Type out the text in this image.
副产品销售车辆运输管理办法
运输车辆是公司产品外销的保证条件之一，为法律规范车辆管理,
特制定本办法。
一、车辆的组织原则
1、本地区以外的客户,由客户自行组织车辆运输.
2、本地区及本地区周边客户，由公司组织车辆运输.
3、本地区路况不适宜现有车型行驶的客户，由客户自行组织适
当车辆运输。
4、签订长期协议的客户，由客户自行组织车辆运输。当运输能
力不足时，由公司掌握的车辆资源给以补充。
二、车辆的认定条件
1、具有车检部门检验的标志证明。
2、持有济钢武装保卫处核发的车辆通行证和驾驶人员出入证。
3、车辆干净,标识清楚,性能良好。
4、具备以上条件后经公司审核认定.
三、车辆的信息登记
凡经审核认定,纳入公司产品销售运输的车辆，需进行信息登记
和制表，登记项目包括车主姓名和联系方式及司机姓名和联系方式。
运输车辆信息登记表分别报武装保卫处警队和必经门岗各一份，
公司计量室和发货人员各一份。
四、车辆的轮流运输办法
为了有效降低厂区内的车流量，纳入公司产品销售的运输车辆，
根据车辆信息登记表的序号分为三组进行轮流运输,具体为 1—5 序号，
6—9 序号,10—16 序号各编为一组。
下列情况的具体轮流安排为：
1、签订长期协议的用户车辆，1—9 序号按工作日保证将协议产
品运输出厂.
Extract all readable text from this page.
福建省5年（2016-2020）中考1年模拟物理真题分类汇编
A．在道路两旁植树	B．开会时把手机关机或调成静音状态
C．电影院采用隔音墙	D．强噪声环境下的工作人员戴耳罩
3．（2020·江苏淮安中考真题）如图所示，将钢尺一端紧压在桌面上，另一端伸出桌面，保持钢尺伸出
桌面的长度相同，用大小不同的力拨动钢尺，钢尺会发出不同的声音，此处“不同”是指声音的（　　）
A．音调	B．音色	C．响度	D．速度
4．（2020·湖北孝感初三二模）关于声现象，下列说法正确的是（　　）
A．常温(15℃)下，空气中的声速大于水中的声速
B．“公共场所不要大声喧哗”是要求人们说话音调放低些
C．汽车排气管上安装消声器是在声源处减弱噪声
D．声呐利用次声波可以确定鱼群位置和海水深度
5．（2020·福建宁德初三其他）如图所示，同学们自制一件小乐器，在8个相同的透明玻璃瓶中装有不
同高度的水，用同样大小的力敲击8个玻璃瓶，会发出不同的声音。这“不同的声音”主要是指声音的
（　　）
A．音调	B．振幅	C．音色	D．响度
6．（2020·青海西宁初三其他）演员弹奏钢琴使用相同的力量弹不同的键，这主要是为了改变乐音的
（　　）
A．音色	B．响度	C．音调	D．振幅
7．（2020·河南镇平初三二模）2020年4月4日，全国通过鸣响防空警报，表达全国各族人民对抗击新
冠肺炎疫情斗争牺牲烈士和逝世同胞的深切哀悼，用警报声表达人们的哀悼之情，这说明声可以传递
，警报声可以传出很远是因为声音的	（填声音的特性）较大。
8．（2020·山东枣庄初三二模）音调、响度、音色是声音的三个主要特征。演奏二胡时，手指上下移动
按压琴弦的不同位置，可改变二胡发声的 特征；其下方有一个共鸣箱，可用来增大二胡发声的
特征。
▬▬▬▬▬▬▬▬▬▬
The task –
Make an exact copy of the listing, including every line.

Written answer –
Type out the text in this image.
副产品销售车辆运输管理办法
运输车辆是公司产品外销的保证条件之一，为法律规范车辆管理,
特制定本办法。
一、车辆的组织原则
1、本地区以外的客户,由客户自行组织车辆运输.
2、本地区及本地区周边客户，由公司组织车辆运输.
3、本地区路况不适宜现有车型行驶的客户，由客户自行组织适
当车辆运输。
4、签订长期协议的客户，由客户自行组织车辆运输。当运输能
力不足时，由公司掌握的车辆资源给以补充。
二、车辆的认定条件
1、具有车检部门检验的标志证明。
2、持有济钢武装保卫处核发的车辆通行证和驾驶人员出入证。
3、车辆干净,标识清楚,性能良好。
4、具备以上条件后经公司审核认定.
三、车辆的信息登记
凡经审核认定,纳入公司产品销售运输的车辆，需进行信息登记
和制表，登记项目包括车主姓名和联系方式及司机姓名和联系方式。
运输车辆信息登记表分别报武装保卫处警队和必经门岗各一份，
公司计量室和发货人员各一份。
四、车辆的轮流运输办法
为了有效降低厂区内的车流量，纳入公司产品销售的运输车辆，
根据车辆信息登记表的序号分为三组进行轮流运输,具体为 1—5 序号，
6—9 序号,10—16 序号各编为一组。
下列情况的具体轮流安排为：
1、签订长期协议的用户车辆，1—9 序号按工作日保证将协议产
品运输出厂.
Extract all readable text from this page.
福建省5年（2016-2020）中考1年模拟物理真题分类汇编
A．在道路两旁植树	B．开会时把手机关机或调成静音状态
C．电影院采用隔音墙	D．强噪声环境下的工作人员戴耳罩
3．（2020·江苏淮安中考真题）如图所示，将钢尺一端紧压在桌面上，另一端伸出桌面，保持钢尺伸出
桌面的长度相同，用大小不同的力拨动钢尺，钢尺会发出不同的声音，此处“不同”是指声音的（　　）
A．音调	B．音色	C．响度	D．速度
4．（2020·湖北孝感初三二模）关于声现象，下列说法正确的是（　　）
A．常温(15℃)下，空气中的声速大于水中的声速
B．“公共场所不要大声喧哗”是要求人们说话音调放低些
C．汽车排气管上安装消声器是在声源处减弱噪声
D．声呐利用次声波可以确定鱼群位置和海水深度
5．（2020·福建宁德初三其他）如图所示，同学们自制一件小乐器，在8个相同的透明玻璃瓶中装有不
同高度的水，用同样大小的力敲击8个玻璃瓶，会发出不同的声音。这“不同的声音”主要是指声音的
（　　）
A．音调	B．振幅	C．音色	D．响度
6．（2020·青海西宁初三其他）演员弹奏钢琴使用相同的力量弹不同的键，这主要是为了改变乐音的
（　　）
A．音色	B．响度	C．音调	D．振幅
7．（2020·河南镇平初三二模）2020年4月4日，全国通过鸣响防空警报，表达全国各族人民对抗击新
冠肺炎疫情斗争牺牲烈士和逝世同胞的深切哀悼，用警报声表达人们的哀悼之情，这说明声可以传递
，警报声可以传出很远是因为声音的	（填声音的特性）较大。
8．（2020·山东枣庄初三二模）音调、响度、音色是声音的三个主要特征。演奏二胡时，手指上下移动
按压琴弦的不同位置，可改变二胡发声的 特征；其下方有一个共鸣箱，可用来增大二胡发声的
特征。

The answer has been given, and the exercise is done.